--- Source records ---

.....

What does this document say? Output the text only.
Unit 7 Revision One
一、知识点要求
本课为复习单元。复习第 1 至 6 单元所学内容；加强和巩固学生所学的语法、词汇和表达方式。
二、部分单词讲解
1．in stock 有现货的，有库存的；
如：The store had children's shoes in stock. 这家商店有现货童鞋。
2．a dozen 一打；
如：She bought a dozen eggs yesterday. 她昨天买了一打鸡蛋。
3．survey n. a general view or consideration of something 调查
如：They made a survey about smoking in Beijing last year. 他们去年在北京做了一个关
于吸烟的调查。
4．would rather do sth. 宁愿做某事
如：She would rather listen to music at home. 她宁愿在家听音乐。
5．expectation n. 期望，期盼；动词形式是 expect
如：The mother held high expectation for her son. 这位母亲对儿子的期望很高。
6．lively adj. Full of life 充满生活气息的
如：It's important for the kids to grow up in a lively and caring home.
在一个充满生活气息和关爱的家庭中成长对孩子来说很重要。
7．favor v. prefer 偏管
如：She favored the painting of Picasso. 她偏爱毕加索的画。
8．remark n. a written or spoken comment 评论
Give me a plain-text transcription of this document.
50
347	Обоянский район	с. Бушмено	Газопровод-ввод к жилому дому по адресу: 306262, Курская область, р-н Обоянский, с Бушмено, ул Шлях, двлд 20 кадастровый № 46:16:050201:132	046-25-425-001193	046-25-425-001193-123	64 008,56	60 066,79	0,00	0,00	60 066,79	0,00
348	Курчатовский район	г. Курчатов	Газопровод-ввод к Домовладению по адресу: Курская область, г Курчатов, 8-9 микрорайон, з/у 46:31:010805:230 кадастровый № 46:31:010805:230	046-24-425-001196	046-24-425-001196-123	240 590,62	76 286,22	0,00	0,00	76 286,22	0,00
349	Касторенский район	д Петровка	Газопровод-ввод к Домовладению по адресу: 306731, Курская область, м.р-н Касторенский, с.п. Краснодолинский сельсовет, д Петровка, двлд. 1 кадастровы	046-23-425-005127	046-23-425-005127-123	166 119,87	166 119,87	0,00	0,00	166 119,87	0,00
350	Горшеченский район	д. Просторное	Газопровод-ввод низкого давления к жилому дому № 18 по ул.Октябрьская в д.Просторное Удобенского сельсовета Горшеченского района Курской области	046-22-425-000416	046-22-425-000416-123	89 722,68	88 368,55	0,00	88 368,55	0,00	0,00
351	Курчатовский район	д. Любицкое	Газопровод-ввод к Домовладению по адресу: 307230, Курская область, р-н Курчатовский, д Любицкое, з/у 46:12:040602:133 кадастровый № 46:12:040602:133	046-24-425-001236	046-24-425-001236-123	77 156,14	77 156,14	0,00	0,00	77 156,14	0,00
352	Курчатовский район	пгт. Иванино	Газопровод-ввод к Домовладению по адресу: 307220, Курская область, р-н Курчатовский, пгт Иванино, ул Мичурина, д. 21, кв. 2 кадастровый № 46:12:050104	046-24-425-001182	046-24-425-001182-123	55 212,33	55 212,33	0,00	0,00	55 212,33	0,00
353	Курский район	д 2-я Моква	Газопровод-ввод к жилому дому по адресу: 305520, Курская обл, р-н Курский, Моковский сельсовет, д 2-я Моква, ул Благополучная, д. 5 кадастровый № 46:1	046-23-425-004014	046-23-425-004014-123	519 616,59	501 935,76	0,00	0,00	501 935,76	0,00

.....

--- What is being asked ---
Copy each line of the preceding data that contains the string "lively".

--- Exercise answer ---
6．lively adj. Full of life 充满生活气息的
如：It's important for the kids to grow up in a lively and caring home.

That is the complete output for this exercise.